_Aim of the exercise:_
Search term "months": work out how many lines of the data below contain it, and answer with that number alone.

_Records supplied:_
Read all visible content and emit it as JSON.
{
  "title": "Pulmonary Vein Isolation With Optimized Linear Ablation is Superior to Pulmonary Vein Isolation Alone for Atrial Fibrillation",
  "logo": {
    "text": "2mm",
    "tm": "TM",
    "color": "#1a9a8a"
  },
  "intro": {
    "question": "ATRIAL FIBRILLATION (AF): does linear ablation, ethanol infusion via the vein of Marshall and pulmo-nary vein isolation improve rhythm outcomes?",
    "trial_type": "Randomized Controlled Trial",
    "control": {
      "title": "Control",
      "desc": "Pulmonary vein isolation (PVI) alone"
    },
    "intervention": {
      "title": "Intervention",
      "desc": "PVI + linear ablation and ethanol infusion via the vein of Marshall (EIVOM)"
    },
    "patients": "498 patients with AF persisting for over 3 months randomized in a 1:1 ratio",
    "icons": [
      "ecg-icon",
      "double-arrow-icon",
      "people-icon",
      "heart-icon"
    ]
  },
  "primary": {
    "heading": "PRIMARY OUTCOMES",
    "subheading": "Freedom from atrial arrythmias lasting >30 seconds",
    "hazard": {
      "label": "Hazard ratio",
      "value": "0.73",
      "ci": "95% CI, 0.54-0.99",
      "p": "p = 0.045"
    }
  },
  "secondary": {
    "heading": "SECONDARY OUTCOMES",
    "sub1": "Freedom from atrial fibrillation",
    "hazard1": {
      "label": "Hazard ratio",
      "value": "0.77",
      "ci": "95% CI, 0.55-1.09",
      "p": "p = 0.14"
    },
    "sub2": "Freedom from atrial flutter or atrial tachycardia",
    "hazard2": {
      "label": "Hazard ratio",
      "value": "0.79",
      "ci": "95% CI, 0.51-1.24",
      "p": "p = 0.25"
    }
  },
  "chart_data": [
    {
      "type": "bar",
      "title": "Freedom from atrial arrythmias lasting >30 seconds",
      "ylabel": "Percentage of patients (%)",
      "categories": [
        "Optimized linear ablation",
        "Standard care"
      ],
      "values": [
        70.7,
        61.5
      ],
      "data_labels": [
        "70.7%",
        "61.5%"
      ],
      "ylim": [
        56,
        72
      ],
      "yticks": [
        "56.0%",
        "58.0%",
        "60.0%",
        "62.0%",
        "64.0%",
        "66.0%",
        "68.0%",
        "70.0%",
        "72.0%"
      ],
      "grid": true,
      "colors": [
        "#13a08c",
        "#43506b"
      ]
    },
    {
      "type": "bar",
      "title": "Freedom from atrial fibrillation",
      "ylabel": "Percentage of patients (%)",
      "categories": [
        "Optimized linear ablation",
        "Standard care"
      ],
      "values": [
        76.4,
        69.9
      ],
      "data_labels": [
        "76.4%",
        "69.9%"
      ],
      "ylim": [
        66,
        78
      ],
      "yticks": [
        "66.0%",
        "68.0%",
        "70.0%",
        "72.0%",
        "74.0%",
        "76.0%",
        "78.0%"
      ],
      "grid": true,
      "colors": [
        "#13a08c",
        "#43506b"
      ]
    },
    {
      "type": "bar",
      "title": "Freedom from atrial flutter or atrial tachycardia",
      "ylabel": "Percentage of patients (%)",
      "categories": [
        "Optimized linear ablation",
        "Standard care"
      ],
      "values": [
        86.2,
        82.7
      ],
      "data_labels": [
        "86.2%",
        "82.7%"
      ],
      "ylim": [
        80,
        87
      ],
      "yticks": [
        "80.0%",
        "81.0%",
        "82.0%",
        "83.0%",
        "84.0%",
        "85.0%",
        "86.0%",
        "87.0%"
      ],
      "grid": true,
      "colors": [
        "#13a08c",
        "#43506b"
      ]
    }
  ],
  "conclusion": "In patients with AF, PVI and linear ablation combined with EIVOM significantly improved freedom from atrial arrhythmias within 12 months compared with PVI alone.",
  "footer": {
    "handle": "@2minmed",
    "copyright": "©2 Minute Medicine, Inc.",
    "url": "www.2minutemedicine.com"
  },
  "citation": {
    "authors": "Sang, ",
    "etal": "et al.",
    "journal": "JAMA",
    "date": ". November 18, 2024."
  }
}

_Answer for the task:_
2